Work to be completed
Go through the records and extract every line with the word "Size".

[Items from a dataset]
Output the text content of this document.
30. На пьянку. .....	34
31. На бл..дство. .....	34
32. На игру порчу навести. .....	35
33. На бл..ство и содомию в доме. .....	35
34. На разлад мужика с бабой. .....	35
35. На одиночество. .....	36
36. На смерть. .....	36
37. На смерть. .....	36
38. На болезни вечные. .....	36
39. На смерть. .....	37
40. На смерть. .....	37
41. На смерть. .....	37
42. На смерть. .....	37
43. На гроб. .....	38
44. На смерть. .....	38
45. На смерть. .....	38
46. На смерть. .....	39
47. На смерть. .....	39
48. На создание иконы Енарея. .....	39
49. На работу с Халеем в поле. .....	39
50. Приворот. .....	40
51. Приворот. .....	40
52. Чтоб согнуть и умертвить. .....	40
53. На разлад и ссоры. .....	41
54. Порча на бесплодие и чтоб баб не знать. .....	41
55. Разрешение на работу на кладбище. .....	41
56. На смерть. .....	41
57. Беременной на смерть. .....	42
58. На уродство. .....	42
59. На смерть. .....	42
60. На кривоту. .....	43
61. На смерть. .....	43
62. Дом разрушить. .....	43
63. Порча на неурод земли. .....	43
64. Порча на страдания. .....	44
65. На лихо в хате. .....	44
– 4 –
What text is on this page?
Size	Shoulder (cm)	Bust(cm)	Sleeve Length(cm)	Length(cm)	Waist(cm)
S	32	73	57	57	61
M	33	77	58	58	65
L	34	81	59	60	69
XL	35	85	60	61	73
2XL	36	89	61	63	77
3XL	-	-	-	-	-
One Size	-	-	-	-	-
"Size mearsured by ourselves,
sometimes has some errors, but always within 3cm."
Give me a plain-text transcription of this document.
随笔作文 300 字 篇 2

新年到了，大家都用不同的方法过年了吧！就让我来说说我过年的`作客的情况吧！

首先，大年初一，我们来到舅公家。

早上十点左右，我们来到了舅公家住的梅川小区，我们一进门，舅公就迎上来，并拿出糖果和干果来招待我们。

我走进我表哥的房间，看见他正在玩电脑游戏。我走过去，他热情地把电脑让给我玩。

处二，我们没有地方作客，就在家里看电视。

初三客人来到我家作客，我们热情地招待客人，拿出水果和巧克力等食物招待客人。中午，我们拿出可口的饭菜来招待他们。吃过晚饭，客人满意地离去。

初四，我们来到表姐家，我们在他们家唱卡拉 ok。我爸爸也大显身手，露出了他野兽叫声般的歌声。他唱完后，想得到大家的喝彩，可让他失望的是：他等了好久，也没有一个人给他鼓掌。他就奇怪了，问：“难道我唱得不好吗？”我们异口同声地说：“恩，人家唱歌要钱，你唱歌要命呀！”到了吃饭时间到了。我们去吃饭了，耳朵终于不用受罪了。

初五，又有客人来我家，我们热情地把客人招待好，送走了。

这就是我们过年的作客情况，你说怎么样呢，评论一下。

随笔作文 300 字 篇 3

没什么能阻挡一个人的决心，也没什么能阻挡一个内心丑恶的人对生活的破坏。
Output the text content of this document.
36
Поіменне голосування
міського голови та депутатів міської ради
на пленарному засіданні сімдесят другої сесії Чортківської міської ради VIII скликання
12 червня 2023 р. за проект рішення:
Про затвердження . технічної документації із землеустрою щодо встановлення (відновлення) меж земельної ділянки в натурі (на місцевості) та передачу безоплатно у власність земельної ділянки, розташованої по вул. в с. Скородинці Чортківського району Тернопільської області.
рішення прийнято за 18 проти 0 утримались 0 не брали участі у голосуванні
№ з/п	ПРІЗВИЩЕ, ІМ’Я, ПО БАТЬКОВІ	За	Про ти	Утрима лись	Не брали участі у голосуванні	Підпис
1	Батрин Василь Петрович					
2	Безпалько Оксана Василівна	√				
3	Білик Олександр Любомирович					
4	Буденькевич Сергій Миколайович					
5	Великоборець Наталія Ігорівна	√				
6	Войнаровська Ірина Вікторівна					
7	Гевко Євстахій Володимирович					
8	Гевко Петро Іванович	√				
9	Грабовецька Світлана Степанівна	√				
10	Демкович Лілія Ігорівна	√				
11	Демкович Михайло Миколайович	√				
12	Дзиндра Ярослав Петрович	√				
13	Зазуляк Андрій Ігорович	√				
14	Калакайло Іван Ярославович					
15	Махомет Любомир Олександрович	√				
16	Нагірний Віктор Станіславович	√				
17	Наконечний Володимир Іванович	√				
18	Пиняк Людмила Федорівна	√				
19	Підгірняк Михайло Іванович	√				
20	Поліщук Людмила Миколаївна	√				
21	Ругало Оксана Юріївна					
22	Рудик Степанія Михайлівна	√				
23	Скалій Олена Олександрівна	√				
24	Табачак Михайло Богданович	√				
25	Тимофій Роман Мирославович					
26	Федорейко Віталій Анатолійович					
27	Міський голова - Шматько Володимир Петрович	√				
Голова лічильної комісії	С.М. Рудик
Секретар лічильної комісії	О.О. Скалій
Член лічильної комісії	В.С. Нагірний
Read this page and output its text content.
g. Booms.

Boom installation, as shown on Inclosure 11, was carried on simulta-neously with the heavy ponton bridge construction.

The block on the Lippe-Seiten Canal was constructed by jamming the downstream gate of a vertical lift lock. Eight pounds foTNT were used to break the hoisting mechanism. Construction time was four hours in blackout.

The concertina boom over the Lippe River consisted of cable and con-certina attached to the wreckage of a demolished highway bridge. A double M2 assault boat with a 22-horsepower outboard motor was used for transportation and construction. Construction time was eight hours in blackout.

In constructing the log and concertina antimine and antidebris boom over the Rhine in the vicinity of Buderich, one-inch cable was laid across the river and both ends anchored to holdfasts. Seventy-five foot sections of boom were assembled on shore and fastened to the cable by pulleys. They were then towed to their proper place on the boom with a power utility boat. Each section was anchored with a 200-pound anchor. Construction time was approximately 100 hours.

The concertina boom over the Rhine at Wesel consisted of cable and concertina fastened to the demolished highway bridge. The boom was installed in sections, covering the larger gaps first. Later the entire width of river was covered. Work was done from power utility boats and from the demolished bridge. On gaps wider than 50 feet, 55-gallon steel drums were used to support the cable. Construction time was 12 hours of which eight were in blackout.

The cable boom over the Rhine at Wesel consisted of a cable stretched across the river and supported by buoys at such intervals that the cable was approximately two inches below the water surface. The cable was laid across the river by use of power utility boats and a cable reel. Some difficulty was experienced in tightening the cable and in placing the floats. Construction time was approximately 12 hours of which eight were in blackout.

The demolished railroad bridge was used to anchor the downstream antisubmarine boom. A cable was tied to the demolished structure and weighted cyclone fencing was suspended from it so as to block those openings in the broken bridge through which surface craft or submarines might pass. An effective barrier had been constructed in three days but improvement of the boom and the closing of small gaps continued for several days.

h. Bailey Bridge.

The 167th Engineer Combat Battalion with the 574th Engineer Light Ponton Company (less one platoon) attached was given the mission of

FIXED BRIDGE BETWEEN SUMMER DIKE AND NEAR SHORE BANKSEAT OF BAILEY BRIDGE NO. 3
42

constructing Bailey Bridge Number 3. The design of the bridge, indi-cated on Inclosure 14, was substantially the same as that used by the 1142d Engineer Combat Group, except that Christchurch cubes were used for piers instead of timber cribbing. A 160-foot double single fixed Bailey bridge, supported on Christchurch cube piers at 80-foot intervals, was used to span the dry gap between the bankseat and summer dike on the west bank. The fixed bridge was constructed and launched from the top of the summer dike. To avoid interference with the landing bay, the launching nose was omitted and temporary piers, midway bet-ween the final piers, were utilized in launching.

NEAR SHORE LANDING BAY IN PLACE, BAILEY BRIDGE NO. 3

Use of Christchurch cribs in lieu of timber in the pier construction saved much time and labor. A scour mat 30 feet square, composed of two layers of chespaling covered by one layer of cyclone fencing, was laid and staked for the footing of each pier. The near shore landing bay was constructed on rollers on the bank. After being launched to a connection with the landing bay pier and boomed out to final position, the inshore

The completed task
Size	Shoulder (cm)	Bust(cm)	Sleeve Length(cm)	Length(cm)	Waist(cm)
One Size	-	-	-	-	-
"Size mearsured by ourselves,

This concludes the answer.